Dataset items
──────────────────────────────

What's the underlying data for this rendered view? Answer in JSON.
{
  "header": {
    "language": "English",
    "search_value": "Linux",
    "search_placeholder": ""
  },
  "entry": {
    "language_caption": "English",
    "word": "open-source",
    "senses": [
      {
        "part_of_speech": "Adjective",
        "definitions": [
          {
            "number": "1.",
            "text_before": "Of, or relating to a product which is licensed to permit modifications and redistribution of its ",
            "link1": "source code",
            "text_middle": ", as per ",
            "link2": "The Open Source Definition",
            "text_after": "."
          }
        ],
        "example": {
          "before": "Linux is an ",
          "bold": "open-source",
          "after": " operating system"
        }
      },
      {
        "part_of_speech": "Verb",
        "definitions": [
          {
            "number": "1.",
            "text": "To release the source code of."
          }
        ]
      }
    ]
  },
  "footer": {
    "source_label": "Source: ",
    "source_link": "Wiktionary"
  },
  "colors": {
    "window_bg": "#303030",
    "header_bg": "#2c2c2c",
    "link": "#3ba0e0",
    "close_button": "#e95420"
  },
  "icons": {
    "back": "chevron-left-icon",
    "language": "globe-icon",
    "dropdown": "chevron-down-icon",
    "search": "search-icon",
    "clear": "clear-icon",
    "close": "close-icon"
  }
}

──────────────────────────────

Every line above should be written out again exactly as it stands.

What's the underlying data for this rendered view? Answer in JSON.
{
  "header": {
    "language": "English",
    "search_value": "Linux",
    "search_placeholder": ""
  },
  "entry": {
    "language_caption": "English",
    "word": "open-source",
    "senses": [
      {
        "part_of_speech": "Adjective",
        "definitions": [
          {
            "number": "1.",
            "text_before": "Of, or relating to a product which is licensed to permit modifications and redistribution of its ",
            "link1": "source code",
            "text_middle": ", as per ",
            "link2": "The Open Source Definition",
            "text_after": "."
          }
        ],
        "example": {
          "before": "Linux is an ",
          "bold": "open-source",
          "after": " operating system"
        }
      },
      {
        "part_of_speech": "Verb",
        "definitions": [
          {
            "number": "1.",
            "text": "To release the source code of."
          }
        ]
      }
    ]
  },
  "footer": {
    "source_label": "Source: ",
    "source_link": "Wiktionary"
  },
  "colors": {
    "window_bg": "#303030",
    "header_bg": "#2c2c2c",
    "link": "#3ba0e0",
    "close_button": "#e95420"
  },
  "icons": {
    "back": "chevron-left-icon",
    "language": "globe-icon",
    "dropdown": "chevron-down-icon",
    "search": "search-icon",
    "clear": "clear-icon",
    "close": "close-icon"
  }
}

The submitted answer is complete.